Data listing ->
▬▬▬▬▬▬
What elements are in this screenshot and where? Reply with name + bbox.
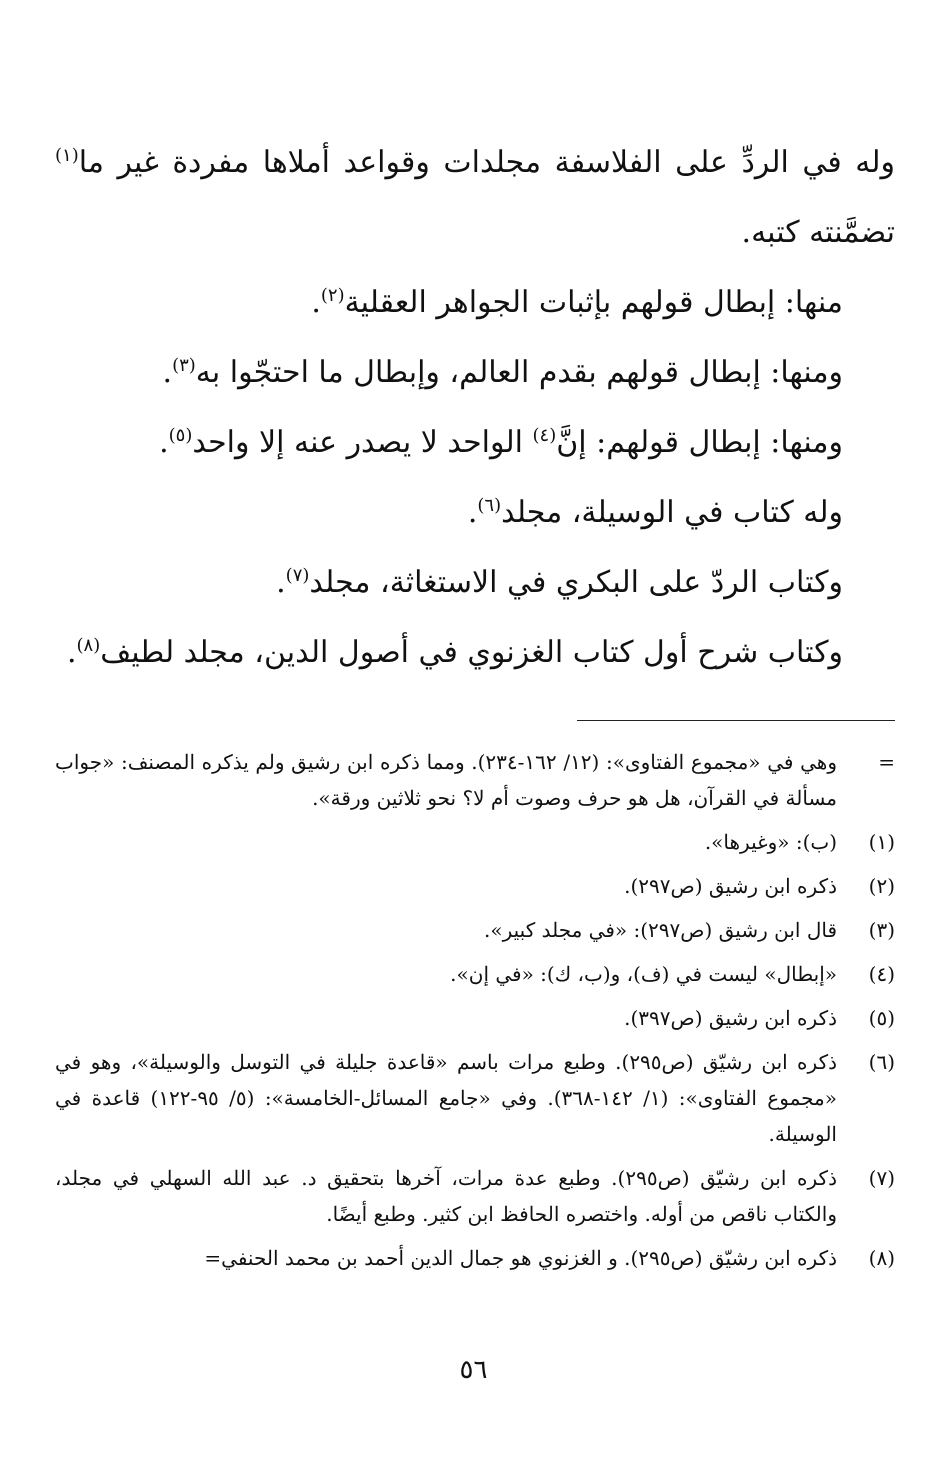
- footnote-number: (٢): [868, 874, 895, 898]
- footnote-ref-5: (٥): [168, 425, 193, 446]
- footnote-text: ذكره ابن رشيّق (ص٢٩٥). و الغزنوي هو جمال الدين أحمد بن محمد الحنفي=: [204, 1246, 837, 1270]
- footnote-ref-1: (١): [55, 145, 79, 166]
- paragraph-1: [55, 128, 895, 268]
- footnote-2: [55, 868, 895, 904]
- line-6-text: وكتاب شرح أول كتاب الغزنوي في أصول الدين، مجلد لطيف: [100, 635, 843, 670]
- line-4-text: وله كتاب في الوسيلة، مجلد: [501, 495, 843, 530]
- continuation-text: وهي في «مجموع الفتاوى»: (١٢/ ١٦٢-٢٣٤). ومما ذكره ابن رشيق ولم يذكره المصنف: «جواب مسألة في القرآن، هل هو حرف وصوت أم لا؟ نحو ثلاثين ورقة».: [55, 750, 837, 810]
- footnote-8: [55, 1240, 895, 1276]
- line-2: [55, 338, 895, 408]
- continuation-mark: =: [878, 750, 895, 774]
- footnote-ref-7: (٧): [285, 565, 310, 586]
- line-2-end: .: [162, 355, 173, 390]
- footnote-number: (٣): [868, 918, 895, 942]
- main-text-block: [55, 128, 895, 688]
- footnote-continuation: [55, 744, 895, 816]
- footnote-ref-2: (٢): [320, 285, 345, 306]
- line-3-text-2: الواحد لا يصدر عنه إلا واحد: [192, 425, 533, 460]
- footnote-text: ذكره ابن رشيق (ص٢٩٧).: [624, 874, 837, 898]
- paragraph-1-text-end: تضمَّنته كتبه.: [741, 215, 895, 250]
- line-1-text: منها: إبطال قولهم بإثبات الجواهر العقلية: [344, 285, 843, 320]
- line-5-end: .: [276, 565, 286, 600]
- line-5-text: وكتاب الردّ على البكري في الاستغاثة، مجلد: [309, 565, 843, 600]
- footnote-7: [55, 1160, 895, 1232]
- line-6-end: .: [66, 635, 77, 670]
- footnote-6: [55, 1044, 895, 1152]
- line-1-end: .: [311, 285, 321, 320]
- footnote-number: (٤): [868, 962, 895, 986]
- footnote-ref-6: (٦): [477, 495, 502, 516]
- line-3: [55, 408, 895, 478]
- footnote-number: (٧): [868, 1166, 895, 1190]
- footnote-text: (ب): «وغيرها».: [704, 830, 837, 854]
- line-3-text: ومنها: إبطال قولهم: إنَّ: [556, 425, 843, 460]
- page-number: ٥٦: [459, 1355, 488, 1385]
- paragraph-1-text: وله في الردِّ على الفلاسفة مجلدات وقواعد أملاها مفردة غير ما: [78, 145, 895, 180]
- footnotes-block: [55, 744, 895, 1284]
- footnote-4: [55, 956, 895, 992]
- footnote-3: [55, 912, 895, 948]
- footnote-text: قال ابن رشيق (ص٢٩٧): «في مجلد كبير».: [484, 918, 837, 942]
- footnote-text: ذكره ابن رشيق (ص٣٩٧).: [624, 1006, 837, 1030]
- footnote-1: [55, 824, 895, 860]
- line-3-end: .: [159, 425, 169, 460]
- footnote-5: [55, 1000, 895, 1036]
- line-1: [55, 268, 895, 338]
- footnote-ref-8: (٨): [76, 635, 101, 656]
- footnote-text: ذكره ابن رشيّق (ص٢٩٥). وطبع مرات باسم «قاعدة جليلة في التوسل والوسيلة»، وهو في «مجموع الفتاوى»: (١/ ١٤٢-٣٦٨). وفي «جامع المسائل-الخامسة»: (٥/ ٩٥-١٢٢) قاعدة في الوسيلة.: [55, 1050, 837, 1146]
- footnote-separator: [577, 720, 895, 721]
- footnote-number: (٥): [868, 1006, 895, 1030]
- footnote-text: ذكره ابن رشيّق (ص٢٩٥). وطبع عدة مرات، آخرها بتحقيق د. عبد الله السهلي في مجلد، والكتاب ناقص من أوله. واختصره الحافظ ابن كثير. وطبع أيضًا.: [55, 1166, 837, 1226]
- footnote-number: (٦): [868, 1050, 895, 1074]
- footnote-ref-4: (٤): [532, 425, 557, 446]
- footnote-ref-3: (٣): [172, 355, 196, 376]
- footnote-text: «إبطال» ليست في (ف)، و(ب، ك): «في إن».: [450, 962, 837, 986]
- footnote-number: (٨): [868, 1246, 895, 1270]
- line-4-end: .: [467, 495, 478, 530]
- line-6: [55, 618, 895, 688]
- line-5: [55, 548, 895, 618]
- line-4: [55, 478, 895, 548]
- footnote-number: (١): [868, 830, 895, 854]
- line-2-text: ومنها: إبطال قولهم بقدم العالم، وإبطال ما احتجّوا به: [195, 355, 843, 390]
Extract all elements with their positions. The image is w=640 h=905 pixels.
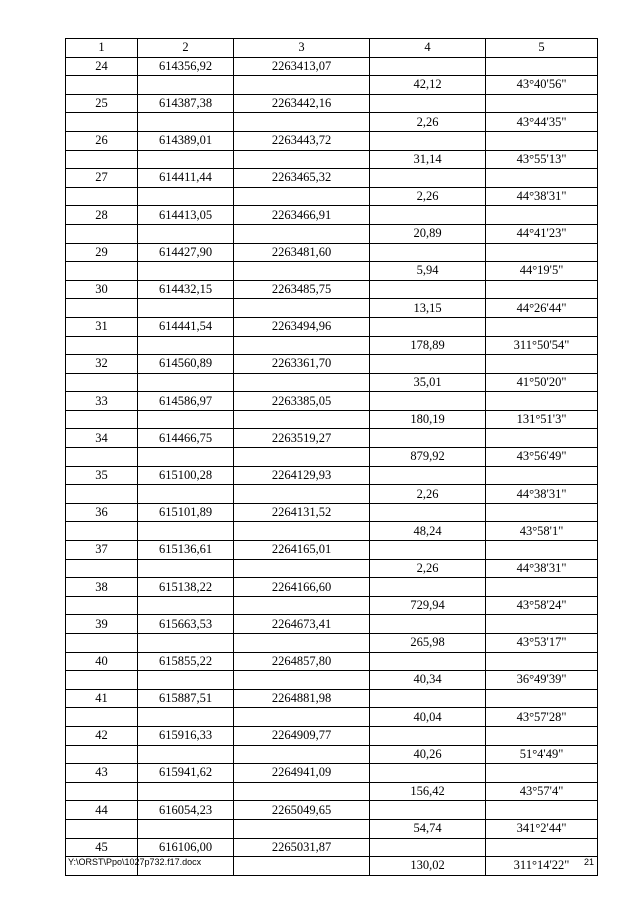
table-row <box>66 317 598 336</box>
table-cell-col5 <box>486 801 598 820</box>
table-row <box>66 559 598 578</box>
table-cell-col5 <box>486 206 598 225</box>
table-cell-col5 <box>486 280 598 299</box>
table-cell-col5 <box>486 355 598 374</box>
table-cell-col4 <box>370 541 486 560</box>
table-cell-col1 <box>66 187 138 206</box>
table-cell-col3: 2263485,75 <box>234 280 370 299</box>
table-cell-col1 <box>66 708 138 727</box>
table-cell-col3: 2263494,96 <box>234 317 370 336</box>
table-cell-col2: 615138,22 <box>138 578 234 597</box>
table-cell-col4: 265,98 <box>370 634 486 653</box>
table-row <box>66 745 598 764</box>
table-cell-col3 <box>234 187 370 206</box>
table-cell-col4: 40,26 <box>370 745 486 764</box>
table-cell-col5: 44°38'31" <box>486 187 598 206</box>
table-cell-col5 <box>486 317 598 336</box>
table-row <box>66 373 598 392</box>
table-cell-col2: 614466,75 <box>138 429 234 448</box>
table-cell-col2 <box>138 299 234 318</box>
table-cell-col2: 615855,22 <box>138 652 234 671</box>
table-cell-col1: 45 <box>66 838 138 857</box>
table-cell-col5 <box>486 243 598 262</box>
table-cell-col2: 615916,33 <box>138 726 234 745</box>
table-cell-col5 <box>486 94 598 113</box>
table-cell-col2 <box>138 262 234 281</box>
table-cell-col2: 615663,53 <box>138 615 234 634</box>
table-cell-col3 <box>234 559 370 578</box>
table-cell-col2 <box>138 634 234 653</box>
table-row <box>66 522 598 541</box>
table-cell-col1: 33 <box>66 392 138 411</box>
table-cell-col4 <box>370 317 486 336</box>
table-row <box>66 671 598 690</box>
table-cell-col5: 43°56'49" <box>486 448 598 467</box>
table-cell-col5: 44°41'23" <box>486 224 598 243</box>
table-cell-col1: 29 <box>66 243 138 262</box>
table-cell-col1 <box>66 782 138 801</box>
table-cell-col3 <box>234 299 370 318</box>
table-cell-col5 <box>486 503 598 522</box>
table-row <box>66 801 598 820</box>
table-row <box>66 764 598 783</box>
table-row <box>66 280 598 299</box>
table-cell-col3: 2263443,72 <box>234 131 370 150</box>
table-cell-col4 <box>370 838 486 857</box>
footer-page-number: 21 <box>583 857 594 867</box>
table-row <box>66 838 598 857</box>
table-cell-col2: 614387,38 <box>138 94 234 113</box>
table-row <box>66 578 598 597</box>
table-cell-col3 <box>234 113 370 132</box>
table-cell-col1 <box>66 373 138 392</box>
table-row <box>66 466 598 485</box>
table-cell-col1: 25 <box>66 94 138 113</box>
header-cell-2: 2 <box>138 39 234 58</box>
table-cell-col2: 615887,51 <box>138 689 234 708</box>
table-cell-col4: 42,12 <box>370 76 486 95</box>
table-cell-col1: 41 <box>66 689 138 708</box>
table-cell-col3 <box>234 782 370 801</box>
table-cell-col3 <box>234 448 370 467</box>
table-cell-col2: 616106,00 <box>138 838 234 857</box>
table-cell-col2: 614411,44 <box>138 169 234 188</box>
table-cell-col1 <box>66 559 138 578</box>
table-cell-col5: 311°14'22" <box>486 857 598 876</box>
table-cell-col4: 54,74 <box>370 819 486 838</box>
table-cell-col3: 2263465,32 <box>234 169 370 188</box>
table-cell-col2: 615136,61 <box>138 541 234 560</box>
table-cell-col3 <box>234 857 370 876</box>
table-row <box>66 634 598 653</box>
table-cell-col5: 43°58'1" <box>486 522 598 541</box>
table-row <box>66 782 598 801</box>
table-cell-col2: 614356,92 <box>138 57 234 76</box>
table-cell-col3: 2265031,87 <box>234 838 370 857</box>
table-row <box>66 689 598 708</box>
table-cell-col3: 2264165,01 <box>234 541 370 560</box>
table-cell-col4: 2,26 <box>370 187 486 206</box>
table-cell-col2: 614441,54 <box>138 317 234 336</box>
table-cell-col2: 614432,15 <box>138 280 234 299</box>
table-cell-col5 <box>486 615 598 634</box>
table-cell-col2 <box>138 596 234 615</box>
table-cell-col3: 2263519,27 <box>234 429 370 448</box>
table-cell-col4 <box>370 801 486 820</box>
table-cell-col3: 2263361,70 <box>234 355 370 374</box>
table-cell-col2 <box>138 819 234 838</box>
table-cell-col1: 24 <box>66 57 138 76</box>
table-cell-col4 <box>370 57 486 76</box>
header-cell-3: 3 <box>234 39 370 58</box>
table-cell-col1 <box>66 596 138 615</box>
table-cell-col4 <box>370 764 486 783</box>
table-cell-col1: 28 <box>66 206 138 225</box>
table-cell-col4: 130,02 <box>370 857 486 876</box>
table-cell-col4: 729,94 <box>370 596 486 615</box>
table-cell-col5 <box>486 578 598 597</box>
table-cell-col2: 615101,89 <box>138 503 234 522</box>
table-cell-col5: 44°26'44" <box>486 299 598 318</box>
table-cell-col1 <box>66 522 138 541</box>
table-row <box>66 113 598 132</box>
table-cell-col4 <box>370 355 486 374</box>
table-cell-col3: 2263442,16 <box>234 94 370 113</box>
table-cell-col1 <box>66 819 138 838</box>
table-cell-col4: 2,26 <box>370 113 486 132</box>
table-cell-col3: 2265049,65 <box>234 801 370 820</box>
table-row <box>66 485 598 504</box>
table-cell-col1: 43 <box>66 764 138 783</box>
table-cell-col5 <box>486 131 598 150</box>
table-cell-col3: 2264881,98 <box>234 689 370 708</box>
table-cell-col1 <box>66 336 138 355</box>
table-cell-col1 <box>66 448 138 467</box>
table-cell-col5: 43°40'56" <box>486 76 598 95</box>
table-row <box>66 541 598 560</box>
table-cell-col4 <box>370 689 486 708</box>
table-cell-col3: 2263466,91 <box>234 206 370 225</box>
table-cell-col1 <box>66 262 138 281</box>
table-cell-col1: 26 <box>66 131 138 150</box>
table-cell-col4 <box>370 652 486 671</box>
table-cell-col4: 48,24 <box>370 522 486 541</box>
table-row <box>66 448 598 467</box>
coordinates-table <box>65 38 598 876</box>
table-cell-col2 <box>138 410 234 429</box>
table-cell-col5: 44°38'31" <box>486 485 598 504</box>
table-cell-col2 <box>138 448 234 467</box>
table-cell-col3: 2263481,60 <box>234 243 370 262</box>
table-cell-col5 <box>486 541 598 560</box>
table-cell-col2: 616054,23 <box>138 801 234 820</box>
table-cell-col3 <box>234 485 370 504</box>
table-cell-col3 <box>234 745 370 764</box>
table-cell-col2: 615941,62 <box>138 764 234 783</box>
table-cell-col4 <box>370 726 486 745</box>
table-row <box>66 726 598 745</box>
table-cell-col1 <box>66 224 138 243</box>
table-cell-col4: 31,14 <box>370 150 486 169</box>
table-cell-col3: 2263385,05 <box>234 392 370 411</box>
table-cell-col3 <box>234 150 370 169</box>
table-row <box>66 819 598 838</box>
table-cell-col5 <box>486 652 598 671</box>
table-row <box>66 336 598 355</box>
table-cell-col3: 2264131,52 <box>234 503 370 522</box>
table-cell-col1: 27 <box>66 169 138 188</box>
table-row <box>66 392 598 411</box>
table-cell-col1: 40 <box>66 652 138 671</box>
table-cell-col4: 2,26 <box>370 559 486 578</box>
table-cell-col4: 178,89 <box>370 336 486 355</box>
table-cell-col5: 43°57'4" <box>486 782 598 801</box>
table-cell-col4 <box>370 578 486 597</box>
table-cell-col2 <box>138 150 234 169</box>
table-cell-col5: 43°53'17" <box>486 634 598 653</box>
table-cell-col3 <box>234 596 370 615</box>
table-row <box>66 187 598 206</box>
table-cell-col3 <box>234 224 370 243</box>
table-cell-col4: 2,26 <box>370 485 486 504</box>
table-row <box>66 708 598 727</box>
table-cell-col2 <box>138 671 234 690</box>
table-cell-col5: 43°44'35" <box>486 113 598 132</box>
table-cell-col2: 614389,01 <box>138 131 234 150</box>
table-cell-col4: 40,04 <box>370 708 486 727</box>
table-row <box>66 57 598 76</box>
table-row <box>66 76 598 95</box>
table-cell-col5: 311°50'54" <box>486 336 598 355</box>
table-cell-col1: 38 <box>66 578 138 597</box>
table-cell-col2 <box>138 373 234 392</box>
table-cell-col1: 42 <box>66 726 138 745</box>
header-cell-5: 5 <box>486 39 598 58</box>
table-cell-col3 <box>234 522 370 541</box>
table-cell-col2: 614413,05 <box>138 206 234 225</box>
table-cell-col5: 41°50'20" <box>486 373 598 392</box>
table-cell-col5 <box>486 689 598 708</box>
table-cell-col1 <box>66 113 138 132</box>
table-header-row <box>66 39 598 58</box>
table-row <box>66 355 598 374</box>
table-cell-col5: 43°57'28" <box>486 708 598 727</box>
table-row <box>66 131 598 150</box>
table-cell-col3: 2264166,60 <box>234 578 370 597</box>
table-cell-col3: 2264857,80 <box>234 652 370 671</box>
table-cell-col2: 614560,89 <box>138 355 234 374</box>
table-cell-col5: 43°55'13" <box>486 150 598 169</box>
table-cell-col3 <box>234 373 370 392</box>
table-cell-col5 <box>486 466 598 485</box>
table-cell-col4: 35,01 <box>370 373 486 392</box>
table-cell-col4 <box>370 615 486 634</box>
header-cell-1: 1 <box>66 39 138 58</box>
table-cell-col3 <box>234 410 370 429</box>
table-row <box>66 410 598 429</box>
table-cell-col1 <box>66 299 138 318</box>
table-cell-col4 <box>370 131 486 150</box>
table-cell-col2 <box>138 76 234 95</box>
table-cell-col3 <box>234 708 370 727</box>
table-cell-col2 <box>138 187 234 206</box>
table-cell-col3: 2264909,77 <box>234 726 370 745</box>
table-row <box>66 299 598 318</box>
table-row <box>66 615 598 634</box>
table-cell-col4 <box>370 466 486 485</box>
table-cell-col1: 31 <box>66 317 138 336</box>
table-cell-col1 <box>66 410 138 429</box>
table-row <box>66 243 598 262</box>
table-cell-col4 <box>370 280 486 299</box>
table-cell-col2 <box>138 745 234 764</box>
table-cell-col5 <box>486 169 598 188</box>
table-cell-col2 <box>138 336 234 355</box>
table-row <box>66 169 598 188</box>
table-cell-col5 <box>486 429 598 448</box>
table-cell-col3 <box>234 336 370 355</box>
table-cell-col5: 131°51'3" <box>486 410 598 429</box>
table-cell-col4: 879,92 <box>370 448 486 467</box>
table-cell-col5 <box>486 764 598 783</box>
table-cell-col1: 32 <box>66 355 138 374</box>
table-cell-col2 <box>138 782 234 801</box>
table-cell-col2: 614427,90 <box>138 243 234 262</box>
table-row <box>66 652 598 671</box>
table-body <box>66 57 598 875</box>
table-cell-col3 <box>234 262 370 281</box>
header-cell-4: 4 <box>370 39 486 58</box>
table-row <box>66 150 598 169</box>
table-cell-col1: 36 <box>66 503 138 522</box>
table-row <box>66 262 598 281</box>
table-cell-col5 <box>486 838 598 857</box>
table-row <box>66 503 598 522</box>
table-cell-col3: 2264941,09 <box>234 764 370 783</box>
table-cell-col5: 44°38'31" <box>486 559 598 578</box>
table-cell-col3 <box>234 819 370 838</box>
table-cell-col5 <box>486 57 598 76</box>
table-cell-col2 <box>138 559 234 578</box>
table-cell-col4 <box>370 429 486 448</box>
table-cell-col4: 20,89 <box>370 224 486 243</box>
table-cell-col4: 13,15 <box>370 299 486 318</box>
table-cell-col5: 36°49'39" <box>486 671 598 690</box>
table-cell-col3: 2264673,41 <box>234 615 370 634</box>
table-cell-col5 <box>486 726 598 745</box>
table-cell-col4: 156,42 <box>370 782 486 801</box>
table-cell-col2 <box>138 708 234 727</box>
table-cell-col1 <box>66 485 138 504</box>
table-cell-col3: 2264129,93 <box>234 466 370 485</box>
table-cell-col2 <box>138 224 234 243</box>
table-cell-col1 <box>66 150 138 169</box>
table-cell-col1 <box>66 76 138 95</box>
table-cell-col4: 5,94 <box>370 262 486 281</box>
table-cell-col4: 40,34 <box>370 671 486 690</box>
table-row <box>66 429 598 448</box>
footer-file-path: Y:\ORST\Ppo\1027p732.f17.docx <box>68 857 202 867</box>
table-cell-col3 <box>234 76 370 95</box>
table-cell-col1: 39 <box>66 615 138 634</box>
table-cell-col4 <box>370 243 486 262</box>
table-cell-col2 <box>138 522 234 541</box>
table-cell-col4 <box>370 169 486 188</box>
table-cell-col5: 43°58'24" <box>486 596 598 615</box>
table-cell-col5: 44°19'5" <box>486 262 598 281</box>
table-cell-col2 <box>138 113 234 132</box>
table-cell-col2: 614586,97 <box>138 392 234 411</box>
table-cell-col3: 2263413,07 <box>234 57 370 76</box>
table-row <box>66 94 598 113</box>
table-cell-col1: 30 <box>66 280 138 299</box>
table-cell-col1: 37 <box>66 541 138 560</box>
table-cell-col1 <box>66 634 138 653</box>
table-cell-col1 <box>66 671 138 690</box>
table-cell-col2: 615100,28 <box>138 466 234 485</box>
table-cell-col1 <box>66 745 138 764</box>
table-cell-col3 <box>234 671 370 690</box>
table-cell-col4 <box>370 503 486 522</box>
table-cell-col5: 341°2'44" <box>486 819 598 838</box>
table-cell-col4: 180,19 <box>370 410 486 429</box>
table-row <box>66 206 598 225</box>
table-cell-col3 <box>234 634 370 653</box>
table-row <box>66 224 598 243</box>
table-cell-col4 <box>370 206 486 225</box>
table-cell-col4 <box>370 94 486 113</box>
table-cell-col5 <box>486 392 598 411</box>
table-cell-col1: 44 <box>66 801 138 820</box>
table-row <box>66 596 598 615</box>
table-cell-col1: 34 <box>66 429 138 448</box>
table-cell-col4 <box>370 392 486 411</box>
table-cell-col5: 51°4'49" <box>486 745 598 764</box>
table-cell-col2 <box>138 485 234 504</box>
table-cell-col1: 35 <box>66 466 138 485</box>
▬▬▬▬▬▬
What is being asked -> In the data listing above, copy out every line from the one containing "- footnote-number: (٢): [868, 874, 895, 898]" down to the one containing "- footnote-text: ذكره ابن رشيق (ص٣٩٧).: [624, 1006, 837, 1030]", including both of those lines.

Expected output ->
- footnote-number: (٢): [868, 874, 895, 898]
- footnote-ref-5: (٥): [168, 425, 193, 446]
- footnote-text: ذكره ابن رشيّق (ص٢٩٥). و الغزنوي هو جمال الدين أحمد بن محمد الحنفي=: [204, 1246, 837, 1270]
- footnote-ref-1: (١): [55, 145, 79, 166]
- paragraph-1: [55, 128, 895, 268]
- footnote-2: [55, 868, 895, 904]
- line-6-text: وكتاب شرح أول كتاب الغزنوي في أصول الدين، مجلد لطيف: [100, 635, 843, 670]
- line-4-text: وله كتاب في الوسيلة، مجلد: [501, 495, 843, 530]
- continuation-text: وهي في «مجموع الفتاوى»: (١٢/ ١٦٢-٢٣٤). ومما ذكره ابن رشيق ولم يذكره المصنف: «جواب مسألة في القرآن، هل هو حرف وصوت أم لا؟ نحو ثلاثين ورقة».: [55, 750, 837, 810]
- footnote-8: [55, 1240, 895, 1276]
- line-2: [55, 338, 895, 408]
- continuation-mark: =: [878, 750, 895, 774]
- footnote-ref-7: (٧): [285, 565, 310, 586]
- line-2-end: .: [162, 355, 173, 390]
- footnote-number: (٣): [868, 918, 895, 942]
- main-text-block: [55, 128, 895, 688]
- footnote-continuation: [55, 744, 895, 816]
- footnote-ref-2: (٢): [320, 285, 345, 306]
- line-3-text-2: الواحد لا يصدر عنه إلا واحد: [192, 425, 533, 460]
- footnote-text: ذكره ابن رشيق (ص٢٩٧).: [624, 874, 837, 898]
- paragraph-1-text-end: تضمَّنته كتبه.: [741, 215, 895, 250]
- line-1-text: منها: إبطال قولهم بإثبات الجواهر العقلية: [344, 285, 843, 320]
- line-5-end: .: [276, 565, 286, 600]
- line-5-text: وكتاب الردّ على البكري في الاستغاثة، مجلد: [309, 565, 843, 600]
- footnote-7: [55, 1160, 895, 1232]
- line-6-end: .: [66, 635, 77, 670]
- footnote-6: [55, 1044, 895, 1152]
- line-1-end: .: [311, 285, 321, 320]
- footnote-number: (٤): [868, 962, 895, 986]
- footnote-ref-6: (٦): [477, 495, 502, 516]
- line-3: [55, 408, 895, 478]
- footnote-number: (٧): [868, 1166, 895, 1190]
- footnote-text: (ب): «وغيرها».: [704, 830, 837, 854]
- line-3-text: ومنها: إبطال قولهم: إنَّ: [556, 425, 843, 460]
- page-number: ٥٦: [459, 1355, 488, 1385]
- paragraph-1-text: وله في الردِّ على الفلاسفة مجلدات وقواعد أملاها مفردة غير ما: [78, 145, 895, 180]
- footnotes-block: [55, 744, 895, 1284]
- footnote-4: [55, 956, 895, 992]
- footnote-3: [55, 912, 895, 948]
- footnote-text: قال ابن رشيق (ص٢٩٧): «في مجلد كبير».: [484, 918, 837, 942]
- footnote-text: ذكره ابن رشيق (ص٣٩٧).: [624, 1006, 837, 1030]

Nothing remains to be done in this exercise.